**The exercise:** What is the number of lines containing "stroke"? Give only that number.

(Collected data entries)
▼▼▼

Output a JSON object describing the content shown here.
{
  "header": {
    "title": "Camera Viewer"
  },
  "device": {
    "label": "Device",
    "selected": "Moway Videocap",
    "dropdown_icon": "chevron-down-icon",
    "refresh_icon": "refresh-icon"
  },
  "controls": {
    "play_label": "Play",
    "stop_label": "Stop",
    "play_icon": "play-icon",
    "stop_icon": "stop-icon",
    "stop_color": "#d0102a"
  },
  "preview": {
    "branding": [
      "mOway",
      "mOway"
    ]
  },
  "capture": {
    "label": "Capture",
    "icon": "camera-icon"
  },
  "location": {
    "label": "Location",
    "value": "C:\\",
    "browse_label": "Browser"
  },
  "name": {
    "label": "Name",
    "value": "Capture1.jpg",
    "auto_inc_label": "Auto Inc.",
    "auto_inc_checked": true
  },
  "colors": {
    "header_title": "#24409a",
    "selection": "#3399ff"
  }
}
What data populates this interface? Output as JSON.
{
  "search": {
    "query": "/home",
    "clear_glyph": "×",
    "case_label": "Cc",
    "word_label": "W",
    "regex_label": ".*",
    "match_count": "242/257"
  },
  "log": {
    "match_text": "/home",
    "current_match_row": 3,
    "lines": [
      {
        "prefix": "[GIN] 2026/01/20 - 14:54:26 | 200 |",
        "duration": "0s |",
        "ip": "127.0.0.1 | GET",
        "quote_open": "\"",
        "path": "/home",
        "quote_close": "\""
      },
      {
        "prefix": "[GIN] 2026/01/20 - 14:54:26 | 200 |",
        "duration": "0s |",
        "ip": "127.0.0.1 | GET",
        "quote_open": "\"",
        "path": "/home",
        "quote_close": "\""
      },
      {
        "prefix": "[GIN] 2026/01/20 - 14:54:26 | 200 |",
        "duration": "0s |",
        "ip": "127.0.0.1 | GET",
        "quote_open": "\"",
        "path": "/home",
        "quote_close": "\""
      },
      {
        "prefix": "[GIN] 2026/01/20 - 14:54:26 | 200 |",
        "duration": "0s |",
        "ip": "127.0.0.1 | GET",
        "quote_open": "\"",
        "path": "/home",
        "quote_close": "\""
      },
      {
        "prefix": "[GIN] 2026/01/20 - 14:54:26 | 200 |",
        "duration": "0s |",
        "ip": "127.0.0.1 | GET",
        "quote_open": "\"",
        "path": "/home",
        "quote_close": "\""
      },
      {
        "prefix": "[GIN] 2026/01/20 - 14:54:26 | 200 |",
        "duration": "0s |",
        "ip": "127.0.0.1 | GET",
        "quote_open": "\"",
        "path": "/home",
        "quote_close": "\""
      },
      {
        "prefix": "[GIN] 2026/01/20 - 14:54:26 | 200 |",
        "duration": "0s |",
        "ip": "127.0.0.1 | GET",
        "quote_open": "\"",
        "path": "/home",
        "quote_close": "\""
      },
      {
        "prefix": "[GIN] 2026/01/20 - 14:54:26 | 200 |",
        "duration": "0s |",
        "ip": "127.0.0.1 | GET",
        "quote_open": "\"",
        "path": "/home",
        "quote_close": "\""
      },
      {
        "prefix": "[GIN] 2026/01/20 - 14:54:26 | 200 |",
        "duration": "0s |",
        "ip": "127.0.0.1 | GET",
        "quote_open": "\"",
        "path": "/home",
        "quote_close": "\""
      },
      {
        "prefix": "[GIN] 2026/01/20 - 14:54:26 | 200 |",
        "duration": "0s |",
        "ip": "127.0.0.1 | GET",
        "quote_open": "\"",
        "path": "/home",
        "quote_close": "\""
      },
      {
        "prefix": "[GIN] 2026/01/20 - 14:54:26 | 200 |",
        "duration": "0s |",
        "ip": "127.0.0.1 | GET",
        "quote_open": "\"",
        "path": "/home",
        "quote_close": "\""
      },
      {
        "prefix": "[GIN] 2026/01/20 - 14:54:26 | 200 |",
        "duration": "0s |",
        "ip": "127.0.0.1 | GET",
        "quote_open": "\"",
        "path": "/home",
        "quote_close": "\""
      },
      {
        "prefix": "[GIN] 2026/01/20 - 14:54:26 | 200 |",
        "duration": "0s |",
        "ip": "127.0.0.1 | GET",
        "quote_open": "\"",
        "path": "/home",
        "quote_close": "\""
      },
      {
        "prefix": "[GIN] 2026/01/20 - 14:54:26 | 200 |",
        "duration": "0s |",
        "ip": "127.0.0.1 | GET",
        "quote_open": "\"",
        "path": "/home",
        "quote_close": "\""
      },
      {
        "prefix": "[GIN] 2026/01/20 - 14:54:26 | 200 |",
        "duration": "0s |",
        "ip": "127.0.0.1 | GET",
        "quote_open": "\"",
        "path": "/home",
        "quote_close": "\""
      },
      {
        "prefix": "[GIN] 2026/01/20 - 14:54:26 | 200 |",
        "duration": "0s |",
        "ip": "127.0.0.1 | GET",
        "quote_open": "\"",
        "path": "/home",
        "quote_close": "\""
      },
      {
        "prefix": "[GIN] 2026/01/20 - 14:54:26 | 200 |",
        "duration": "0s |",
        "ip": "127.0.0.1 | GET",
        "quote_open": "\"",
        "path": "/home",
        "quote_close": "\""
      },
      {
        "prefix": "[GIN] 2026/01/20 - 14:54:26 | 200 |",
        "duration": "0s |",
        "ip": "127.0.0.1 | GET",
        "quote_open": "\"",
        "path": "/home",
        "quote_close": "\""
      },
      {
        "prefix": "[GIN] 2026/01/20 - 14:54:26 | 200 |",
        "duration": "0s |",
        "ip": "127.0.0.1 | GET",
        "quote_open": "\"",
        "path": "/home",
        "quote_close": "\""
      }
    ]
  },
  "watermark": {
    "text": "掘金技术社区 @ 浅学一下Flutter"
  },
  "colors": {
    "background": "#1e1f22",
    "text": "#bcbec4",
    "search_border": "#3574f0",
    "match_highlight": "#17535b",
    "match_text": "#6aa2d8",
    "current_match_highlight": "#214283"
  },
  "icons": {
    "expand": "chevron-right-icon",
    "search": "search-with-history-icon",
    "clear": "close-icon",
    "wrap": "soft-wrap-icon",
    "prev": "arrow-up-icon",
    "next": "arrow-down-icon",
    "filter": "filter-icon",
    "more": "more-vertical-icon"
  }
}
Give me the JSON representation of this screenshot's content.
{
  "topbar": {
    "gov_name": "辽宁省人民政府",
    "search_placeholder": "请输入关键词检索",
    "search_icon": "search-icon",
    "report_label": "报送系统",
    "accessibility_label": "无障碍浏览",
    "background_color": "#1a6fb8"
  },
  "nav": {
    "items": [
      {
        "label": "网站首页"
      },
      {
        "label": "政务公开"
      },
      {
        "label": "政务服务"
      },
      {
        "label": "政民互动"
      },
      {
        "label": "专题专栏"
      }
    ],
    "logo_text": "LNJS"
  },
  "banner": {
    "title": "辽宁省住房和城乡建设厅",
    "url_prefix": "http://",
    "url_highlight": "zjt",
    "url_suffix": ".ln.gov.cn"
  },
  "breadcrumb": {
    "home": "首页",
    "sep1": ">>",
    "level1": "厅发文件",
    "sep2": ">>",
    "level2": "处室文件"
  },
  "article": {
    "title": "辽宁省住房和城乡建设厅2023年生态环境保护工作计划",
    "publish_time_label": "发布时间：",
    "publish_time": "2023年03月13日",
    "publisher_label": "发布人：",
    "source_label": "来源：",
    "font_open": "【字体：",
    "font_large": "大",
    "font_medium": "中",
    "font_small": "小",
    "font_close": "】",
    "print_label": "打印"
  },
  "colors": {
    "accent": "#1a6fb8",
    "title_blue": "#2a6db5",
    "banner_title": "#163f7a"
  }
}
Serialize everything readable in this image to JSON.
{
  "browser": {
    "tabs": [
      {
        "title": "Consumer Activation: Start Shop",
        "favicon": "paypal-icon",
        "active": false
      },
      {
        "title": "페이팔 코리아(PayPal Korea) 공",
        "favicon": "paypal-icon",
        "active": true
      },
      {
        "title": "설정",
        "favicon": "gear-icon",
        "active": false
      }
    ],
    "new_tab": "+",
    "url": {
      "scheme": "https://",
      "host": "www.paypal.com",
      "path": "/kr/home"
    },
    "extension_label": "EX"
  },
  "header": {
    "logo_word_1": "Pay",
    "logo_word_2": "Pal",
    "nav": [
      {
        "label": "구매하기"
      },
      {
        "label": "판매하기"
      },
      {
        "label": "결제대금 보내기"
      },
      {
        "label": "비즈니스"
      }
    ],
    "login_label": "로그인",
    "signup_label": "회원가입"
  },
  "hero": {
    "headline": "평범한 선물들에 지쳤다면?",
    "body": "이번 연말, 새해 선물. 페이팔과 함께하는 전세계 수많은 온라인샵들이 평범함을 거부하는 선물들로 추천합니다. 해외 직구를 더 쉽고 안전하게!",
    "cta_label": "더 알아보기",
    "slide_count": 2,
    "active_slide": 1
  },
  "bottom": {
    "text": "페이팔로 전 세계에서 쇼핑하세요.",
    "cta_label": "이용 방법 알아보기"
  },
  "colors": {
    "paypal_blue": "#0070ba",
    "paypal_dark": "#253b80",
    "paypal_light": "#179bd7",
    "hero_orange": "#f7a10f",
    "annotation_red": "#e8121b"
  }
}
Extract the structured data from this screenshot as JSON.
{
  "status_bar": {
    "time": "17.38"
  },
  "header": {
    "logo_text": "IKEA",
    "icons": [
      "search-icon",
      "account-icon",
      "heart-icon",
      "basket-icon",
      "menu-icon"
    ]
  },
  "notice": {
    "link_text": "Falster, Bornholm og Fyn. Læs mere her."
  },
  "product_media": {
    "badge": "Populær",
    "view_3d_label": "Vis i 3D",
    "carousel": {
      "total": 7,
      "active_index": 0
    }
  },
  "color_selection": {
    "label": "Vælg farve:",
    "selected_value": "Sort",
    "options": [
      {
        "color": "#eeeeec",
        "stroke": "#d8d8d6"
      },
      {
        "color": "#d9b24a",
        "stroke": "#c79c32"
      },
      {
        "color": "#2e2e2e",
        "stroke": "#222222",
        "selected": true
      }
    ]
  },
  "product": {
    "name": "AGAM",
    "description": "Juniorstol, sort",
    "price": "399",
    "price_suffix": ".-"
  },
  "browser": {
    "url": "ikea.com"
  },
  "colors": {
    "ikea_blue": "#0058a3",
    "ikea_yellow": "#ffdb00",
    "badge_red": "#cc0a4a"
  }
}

▲▲▲

**Problem solution:** 3